_WORK REQUIRED_
Gather the lines from the material that contain "statystyczna".

═════ GIVEN INFORMATION

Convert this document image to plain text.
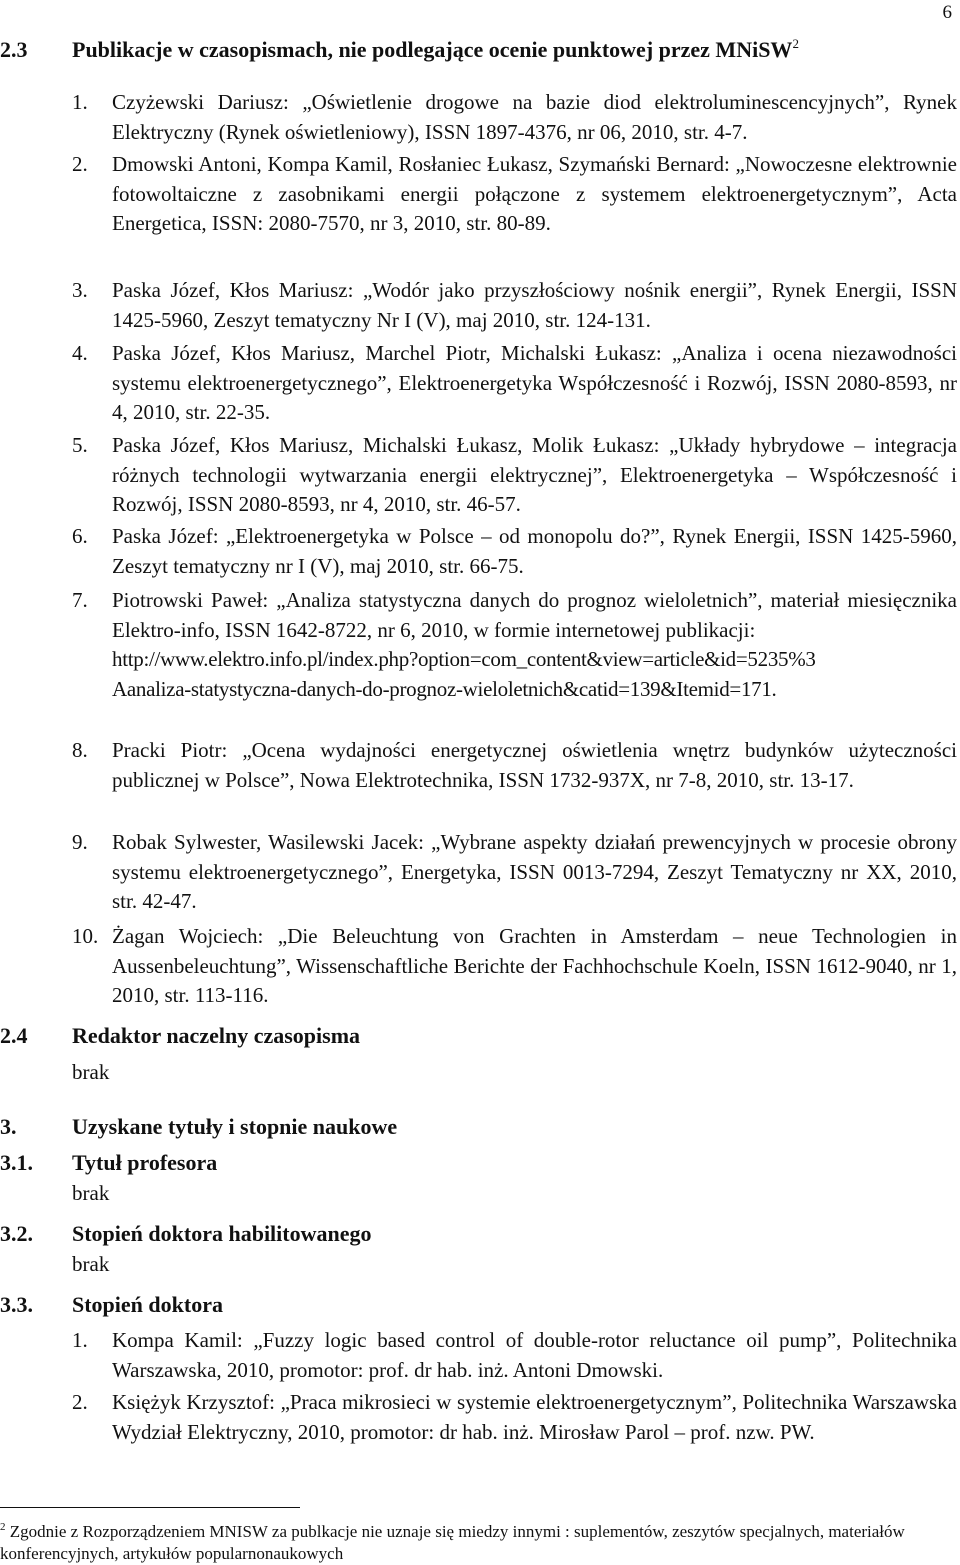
6
2.3 Publikacje w czasopismach, nie podlegające ocenie punktowej przez MNiSW$^2$
1.	Czyżewski Dariusz: „Oświetlenie drogowe na bazie diod elektroluminescencyjnych”, Rynek Elektryczny (Rynek oświetleniowy), ISSN 1897-4376, nr 06, 2010, str. 4-7.
2.	Dmowski Antoni, Kompa Kamil, Rosłaniec Łukasz, Szymański Bernard: „Nowoczesne elektrownie fotowoltaiczne z zasobnikami energii połączone z systemem elektroenergetycznym”, Acta Energetica, ISSN: 2080-7570, nr 3, 2010, str. 80-89.
3.	Paska Józef, Kłos Mariusz: „Wodór jako przyszłościowy nośnik energii”, Rynek Energii, ISSN 1425-5960, Zeszyt tematyczny Nr I (V), maj 2010, str. 124-131.
4.	Paska Józef, Kłos Mariusz, Marchel Piotr, Michalski Łukasz: „Analiza i ocena niezawodności systemu elektroenergetycznego”, Elektroenergetyka Współczesność i Rozwój, ISSN 2080-8593, nr 4, 2010, str. 22-35.
5.	Paska Józef, Kłos Mariusz, Michalski Łukasz, Molik Łukasz: „Układy hybrydowe – integracja różnych technologii wytwarzania energii elektrycznej”, Elektroenergetyka – Współczesność i Rozwój, ISSN 2080-8593, nr 4, 2010, str. 46-57.
6.	Paska Józef: „Elektroenergetyka w Polsce – od monopolu do?”, Rynek Energii, ISSN 1425-5960, Zeszyt tematyczny nr I (V), maj 2010, str. 66-75.
7.	Piotrowski Paweł: „Analiza statystyczna danych do prognoz wieloletnich”, materiał miesięcznika Elektro-info, ISSN 1642-8722, nr 6, 2010, w formie internetowej publikacji:
http://www.elektro.info.pl/index.php?option=com_content&view=article&id=5235%3
Aanaliza-statystyczna-danych-do-prognoz-wieloletnich&catid=139&Itemid=171.
8.	Pracki Piotr: „Ocena wydajności energetycznej oświetlenia wnętrz budynków użyteczności publicznej w Polsce”, Nowa Elektrotechnika, ISSN 1732-937X, nr 7-8, 2010, str. 13-17.
9.	Robak Sylwester, Wasilewski Jacek: „Wybrane aspekty działań prewencyjnych w procesie obrony systemu elektroenergetycznego”, Energetyka, ISSN 0013-7294, Zeszyt Tematyczny nr XX, 2010, str. 42-47.
10. Żagan Wojciech: „Die Beleuchtung von Grachten in Amsterdam – neue Technologien in Aussenbeleuchtung”, Wissenschaftliche Berichte der Fachhochschule Koeln, ISSN 1612-9040, nr 1, 2010, str. 113-116.
2.4 Redaktor naczelny czasopisma
brak
3.	Uzyskane tytuły i stopnie naukowe
3.1. Tytuł profesora
brak
3.2. Stopień doktora habilitowanego
brak
3.3. Stopień doktora
1.	Kompa Kamil: „Fuzzy logic based control of double-rotor reluctance oil pump”, Politechnika Warszawska, 2010, promotor: prof. dr hab. inż. Antoni Dmowski.
2.	Księżyk Krzysztof: „Praca mikrosieci w systemie elektroenergetycznym”, Politechnika Warszawska Wydział Elektryczny, 2010, promotor: dr hab. inż. Mirosław Parol – prof. nzw. PW.
$^2$ Zgodnie z Rozporządzeniem MNISW za publkacje nie uznaje się miedzy innymi : suplementów, zeszytów specjalnych, materiałów konferencyjnych, artykułów popularnonaukowych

══════════

_SOLUTION FOR THIS PROBLEM_
7.	Piotrowski Paweł: „Analiza statystyczna danych do prognoz wieloletnich”, materiał miesięcznika Elektro-info, ISSN 1642-8722, nr 6, 2010, w formie internetowej publikacji:
Aanaliza-statystyczna-danych-do-prognoz-wieloletnich&catid=139&Itemid=171.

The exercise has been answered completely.